(Records provided)

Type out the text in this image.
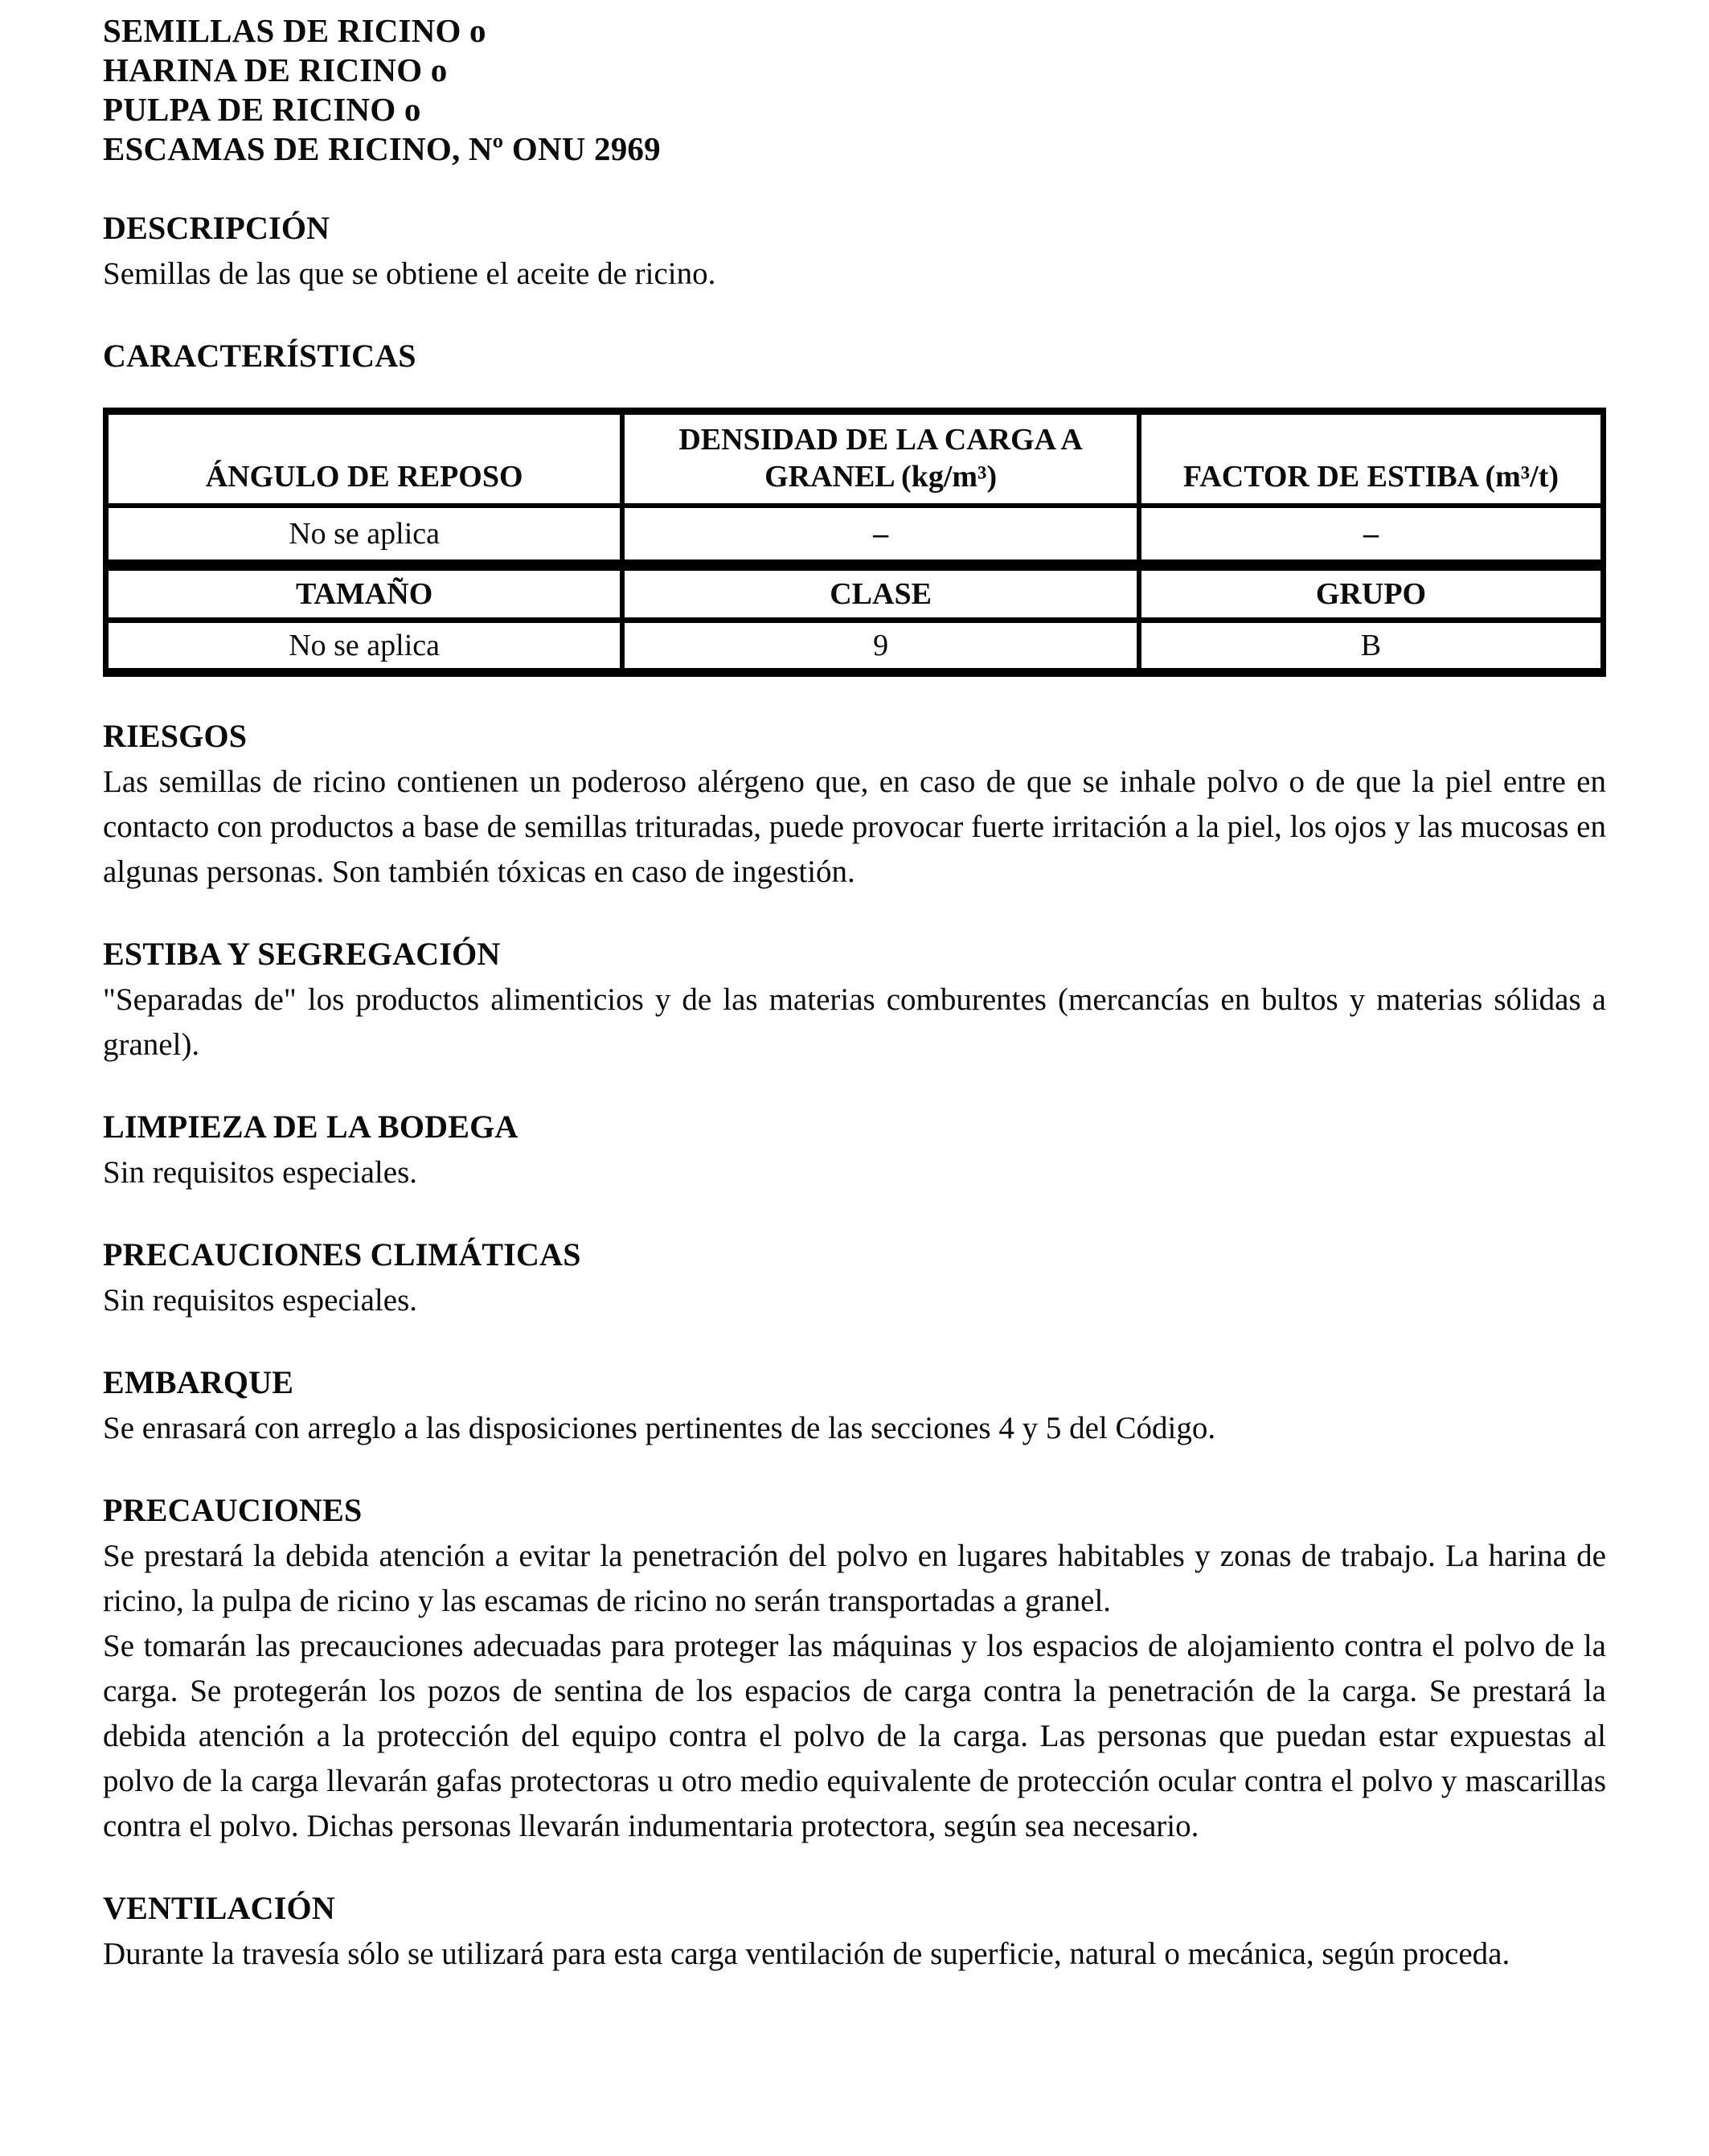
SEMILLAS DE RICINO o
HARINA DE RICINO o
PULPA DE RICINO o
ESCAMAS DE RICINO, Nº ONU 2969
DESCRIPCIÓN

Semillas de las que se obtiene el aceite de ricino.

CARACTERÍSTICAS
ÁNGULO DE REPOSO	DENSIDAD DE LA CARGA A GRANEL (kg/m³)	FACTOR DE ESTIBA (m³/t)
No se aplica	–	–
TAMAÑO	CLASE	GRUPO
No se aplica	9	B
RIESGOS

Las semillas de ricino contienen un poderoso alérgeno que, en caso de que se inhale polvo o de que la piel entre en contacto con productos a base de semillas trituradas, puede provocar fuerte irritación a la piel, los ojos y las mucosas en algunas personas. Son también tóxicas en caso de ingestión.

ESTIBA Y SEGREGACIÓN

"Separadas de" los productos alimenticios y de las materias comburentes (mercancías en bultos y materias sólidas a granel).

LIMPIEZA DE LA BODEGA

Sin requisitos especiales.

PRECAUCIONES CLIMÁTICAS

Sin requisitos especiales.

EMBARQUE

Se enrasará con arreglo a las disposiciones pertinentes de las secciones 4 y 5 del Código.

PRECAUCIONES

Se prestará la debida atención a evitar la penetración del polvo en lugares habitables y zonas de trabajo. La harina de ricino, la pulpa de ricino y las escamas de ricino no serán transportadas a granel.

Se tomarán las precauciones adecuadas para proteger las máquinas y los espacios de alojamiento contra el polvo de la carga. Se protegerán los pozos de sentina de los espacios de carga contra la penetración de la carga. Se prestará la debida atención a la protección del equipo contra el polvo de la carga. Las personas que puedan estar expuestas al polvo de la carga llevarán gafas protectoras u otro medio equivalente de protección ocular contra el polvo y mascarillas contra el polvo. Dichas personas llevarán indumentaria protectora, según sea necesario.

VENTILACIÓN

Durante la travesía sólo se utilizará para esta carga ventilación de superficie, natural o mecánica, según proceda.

(The exercise)
From the listing, copy every line where the string "atención" appears.

(Problem solution)
Se prestará la debida atención a evitar la penetración del polvo en lugares habitables y zonas de trabajo. La harina de ricino, la pulpa de ricino y las escamas de ricino no serán transportadas a granel.
Se tomarán las precauciones adecuadas para proteger las máquinas y los espacios de alojamiento contra el polvo de la carga. Se protegerán los pozos de sentina de los espacios de carga contra la penetración de la carga. Se prestará la debida atención a la protección del equipo contra el polvo de la carga. Las personas que puedan estar expuestas al polvo de la carga llevarán gafas protectoras u otro medio equivalente de protección ocular contra el polvo y mascarillas contra el polvo. Dichas personas llevarán indumentaria protectora, según sea necesario.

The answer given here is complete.